# The problem
Copy each line below in which the word "title" occurs.

# Listed records
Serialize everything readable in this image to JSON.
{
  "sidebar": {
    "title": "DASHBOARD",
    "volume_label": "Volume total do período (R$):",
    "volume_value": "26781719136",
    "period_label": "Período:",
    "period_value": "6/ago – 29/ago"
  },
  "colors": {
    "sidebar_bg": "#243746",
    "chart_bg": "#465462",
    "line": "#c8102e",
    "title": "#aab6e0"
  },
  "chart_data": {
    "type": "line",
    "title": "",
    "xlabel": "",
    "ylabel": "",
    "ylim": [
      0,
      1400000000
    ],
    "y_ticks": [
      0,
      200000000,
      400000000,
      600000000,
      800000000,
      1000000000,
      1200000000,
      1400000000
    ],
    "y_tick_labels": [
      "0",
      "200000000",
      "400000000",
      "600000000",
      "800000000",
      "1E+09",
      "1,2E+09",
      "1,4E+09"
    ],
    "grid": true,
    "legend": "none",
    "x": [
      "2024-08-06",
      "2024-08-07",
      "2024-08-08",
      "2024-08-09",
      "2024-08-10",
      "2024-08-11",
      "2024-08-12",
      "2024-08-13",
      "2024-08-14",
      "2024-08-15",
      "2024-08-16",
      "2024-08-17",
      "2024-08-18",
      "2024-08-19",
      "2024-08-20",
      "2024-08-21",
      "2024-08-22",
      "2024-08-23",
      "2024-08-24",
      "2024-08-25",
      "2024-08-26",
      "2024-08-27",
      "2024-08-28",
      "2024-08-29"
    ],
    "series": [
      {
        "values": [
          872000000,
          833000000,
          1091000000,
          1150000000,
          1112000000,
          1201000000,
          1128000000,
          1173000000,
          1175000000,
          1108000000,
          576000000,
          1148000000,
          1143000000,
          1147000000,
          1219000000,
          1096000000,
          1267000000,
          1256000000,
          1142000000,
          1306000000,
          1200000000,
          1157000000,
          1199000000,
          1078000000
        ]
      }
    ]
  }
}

# Finished answer
    "title": "DASHBOARD",
    "title": "#aab6e0"
    "title": "",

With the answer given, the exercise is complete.